Copy out, from the entries below, each line holding the string "title".

Figure collection entries:
========================

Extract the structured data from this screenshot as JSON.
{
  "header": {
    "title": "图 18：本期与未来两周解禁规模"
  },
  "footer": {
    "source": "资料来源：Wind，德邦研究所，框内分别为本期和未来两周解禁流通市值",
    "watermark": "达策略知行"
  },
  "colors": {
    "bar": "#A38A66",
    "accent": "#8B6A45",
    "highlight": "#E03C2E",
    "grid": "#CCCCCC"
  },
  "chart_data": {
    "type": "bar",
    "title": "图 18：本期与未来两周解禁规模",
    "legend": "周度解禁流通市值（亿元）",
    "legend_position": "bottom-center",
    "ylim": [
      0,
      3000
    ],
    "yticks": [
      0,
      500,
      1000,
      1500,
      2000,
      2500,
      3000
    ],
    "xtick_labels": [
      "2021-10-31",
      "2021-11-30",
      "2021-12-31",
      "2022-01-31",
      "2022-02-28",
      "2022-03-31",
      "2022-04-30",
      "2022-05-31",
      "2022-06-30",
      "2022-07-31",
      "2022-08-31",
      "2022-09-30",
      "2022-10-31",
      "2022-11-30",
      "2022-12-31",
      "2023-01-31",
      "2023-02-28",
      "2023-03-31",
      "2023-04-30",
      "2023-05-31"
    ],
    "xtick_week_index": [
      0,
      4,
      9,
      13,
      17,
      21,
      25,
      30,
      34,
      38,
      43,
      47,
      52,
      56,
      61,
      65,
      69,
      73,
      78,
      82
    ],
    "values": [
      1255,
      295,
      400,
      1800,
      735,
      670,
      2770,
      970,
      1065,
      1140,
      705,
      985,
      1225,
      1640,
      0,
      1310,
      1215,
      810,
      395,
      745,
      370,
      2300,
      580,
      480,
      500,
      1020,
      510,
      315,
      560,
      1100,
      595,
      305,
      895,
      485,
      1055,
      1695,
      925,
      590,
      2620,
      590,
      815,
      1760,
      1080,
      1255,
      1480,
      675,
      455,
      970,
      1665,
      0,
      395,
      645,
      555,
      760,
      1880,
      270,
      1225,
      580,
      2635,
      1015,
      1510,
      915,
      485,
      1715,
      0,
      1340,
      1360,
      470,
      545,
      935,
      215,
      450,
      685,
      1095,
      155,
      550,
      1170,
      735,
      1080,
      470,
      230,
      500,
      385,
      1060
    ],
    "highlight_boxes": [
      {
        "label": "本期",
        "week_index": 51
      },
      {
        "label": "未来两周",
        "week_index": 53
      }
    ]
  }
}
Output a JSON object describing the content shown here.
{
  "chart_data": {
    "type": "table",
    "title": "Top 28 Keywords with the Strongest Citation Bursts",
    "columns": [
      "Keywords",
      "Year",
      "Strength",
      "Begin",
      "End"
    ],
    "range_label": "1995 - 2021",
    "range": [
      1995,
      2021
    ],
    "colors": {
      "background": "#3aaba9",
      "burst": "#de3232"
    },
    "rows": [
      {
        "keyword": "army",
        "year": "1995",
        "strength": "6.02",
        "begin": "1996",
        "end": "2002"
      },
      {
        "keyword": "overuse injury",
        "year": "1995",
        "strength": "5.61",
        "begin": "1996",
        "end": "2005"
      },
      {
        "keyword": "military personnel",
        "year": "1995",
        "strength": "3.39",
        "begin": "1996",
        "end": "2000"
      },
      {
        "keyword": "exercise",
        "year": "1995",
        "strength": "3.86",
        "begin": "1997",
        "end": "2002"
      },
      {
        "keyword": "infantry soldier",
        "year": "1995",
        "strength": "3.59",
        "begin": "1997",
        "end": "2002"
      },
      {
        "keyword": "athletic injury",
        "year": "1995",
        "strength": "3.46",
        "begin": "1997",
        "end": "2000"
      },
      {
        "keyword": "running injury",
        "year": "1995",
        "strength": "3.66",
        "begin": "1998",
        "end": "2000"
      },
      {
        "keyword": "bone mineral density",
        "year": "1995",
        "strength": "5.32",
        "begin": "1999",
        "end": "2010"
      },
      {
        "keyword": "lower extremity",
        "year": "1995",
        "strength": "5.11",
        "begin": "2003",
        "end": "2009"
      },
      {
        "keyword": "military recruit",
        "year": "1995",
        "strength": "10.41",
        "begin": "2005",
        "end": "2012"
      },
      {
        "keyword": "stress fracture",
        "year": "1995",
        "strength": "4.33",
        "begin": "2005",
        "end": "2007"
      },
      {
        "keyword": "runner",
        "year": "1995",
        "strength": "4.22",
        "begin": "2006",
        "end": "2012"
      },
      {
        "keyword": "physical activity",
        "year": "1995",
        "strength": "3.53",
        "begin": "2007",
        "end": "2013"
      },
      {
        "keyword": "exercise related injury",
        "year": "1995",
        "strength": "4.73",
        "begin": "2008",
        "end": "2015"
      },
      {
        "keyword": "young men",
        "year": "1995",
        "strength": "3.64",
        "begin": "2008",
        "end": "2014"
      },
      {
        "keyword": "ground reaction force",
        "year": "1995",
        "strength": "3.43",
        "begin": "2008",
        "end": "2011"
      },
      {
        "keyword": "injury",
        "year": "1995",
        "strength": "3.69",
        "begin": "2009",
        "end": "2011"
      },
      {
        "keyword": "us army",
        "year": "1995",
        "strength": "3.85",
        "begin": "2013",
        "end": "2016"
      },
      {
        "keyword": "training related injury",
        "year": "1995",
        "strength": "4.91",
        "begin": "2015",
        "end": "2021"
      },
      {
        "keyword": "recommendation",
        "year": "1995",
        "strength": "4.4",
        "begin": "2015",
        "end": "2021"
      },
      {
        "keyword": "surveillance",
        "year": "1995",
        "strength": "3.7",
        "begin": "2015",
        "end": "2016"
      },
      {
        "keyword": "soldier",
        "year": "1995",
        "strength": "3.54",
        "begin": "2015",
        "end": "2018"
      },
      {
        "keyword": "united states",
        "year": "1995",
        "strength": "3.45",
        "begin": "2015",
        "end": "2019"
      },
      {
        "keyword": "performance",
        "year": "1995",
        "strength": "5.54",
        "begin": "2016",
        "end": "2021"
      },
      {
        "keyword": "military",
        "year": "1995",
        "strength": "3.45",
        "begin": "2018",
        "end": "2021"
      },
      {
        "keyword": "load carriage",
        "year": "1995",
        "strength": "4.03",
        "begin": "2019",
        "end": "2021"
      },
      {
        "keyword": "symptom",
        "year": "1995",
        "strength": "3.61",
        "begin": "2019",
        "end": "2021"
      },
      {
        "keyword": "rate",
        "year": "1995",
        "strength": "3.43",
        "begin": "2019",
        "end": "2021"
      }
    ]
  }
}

========================

## Response for this exercise
    "title": "图 18：本期与未来两周解禁规模"
    "title": "图 18：本期与未来两周解禁规模",
    "title": "Top 28 Keywords with the Strongest Citation Bursts",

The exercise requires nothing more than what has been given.